- _SELECTION_:
----------

Welcome to the Spring issue of Teaching Business and Economics.

This issue has an unashamed bias towards practice and techniques designed to boost student knowledge and understanding.

Educational guru Dylan William claims that Cognitive Load Theory is ‘the single most important thing for teachers to know’. Before deciding whether he is right, turn to Jade Slater’s article in which she explains how an understanding of the brain’s memory systems can transform student knowledge retention.

On the subject of knowledge retention, Adrian Lyons OFSTED’s National Lead for Economics, Business and Enterprise, explains the importance of underpinning enterprise education with a firm foundation of knowledge rather than just skills.

Roger Loxley at Newcastle Royal Grammar School explains why he introduced more regular ‘low stakes’ testing into his teaching and the impact it has had on the performance of his students. His approach, he says, recognizes the value of learning knowledge, the importance of regular practice to secure knowledge and the benefit of getting students used to being tested so that high-stakes tests are less of a shock to the system. He also explains how he uses technology to reduce marking load and inform planning and learning.

----------

- _PROVIDED MATERIAL_:
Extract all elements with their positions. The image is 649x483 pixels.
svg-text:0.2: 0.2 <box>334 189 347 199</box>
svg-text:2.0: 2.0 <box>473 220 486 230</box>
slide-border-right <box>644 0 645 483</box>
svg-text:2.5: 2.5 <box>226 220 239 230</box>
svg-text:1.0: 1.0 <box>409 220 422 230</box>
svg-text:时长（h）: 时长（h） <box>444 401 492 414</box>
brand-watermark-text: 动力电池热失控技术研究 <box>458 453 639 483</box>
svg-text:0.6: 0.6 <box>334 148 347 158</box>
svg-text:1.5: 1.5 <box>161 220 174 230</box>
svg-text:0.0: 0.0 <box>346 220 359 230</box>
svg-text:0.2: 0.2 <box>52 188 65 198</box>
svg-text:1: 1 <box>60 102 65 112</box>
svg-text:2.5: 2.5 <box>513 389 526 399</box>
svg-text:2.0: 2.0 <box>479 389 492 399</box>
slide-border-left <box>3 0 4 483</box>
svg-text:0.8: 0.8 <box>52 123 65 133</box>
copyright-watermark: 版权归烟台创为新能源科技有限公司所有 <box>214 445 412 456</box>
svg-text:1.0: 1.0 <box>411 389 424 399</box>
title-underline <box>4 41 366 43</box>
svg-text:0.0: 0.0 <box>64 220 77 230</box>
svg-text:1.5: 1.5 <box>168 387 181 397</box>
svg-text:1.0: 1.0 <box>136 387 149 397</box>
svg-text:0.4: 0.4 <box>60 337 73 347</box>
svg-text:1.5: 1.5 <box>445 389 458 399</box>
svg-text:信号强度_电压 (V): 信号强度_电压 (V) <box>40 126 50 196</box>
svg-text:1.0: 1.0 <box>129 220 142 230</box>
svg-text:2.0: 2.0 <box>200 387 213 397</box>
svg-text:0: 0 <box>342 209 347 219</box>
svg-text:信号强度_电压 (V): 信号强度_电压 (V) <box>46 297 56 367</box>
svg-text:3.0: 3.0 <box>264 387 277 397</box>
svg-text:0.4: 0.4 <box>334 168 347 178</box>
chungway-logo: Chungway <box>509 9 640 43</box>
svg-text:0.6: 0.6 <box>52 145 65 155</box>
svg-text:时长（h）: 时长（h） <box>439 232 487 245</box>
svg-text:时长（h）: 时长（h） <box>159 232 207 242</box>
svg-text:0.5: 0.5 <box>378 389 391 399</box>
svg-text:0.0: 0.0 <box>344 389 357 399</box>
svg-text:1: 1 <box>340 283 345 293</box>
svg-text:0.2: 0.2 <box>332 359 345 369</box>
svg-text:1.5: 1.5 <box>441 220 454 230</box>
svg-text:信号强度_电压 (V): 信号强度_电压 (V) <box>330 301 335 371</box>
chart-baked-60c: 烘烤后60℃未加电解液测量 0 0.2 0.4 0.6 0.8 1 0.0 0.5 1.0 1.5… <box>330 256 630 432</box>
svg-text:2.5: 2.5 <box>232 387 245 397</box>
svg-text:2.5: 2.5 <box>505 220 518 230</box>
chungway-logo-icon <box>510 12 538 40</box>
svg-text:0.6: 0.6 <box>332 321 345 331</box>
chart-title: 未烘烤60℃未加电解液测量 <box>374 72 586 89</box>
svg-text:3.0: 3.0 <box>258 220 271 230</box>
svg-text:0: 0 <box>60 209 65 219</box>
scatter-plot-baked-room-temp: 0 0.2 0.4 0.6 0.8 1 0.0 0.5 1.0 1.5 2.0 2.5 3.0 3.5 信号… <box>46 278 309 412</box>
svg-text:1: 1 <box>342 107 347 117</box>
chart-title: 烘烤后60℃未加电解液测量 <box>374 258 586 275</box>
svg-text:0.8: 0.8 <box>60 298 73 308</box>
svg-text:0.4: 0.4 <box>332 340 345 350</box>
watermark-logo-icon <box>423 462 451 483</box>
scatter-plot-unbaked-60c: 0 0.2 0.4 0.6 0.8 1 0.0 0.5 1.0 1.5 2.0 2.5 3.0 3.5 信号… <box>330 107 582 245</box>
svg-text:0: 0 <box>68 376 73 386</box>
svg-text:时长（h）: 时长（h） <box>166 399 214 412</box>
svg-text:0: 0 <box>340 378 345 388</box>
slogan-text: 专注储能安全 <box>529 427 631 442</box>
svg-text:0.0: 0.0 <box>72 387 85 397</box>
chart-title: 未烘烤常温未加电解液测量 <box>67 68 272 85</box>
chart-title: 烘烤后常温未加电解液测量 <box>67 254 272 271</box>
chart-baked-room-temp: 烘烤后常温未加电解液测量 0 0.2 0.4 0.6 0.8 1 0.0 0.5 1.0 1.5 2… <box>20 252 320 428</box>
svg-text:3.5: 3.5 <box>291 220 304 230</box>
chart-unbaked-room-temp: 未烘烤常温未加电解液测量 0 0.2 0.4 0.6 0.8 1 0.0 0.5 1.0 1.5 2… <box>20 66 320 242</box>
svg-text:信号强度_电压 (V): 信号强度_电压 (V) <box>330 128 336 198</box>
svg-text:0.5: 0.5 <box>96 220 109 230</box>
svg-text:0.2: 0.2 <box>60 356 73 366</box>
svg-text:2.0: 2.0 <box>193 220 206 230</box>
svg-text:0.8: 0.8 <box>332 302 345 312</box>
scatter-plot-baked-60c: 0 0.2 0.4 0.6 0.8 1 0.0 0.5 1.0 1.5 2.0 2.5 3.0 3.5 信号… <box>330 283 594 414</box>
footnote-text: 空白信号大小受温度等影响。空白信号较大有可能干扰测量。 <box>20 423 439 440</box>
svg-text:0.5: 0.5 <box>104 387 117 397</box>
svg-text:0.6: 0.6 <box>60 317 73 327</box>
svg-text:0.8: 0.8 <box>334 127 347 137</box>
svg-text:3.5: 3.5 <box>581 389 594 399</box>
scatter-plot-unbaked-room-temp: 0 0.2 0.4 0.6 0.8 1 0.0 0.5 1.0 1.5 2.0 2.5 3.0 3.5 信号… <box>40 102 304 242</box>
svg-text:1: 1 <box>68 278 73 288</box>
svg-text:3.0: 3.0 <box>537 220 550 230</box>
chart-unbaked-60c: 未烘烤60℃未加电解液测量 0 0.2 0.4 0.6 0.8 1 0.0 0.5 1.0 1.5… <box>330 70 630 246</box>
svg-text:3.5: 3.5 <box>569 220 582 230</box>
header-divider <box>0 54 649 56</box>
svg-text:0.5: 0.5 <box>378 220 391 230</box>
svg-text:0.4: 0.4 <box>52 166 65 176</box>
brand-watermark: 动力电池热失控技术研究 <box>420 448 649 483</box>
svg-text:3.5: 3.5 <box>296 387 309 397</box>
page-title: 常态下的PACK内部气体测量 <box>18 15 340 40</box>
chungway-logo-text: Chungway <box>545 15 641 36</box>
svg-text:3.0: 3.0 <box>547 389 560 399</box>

----------

- _TASK REQUIREMENTS_:
A – In the Spring issue introduction, rewrite the paragraph beginning "Roger Loxley at Newcastle Royal Grammar School" as a short bulleted list that keeps its main facts.
B – Write the next paragraph of the Spring issue introduction, starting after its final sentence about Roger Loxley's use of technology.

- _TASK-BY-TASK RESULTS_:
A –
- Roger Loxley of Newcastle Royal Grammar School introduced more regular "low stakes" testing and explains why.
- He describes its impact on his students' performance.
- His approach recognizes three things:
  - the value of learning knowledge
  - the importance of regular practice to secure it
  - the benefit of making students used to testing so that high-stakes tests are less of a shock
- He also uses technology to reduce his marking load and to inform planning and learning.

B –
Self-assessment and peer-assessment are increasingly recognized as valuable tools for learning. Dependent as they are however on the co-operation and engagement of students themselves Adam Hutsby shares the findings of his research both into the impact of both assessment methods on his students and their feelings about the value of these techniques.

In this issue we also have a special feature on the new BTEC Tech Award in Enterprise. Colin Leith from Edexcel explains the design of the award and Remy Shelton shares her experiences of planning for and delivering the award for the first time at her centre.

Whether you teach economics or not, low levels of economic literacy continue to be a concern to many of us in education and the wider society. At the end of last year, the economics education pressure group ECNMY ran a high profile meeting to discuss the problem and potential solutions. Caroline Loewenstein was there and has provided members with an informative  and insightful report.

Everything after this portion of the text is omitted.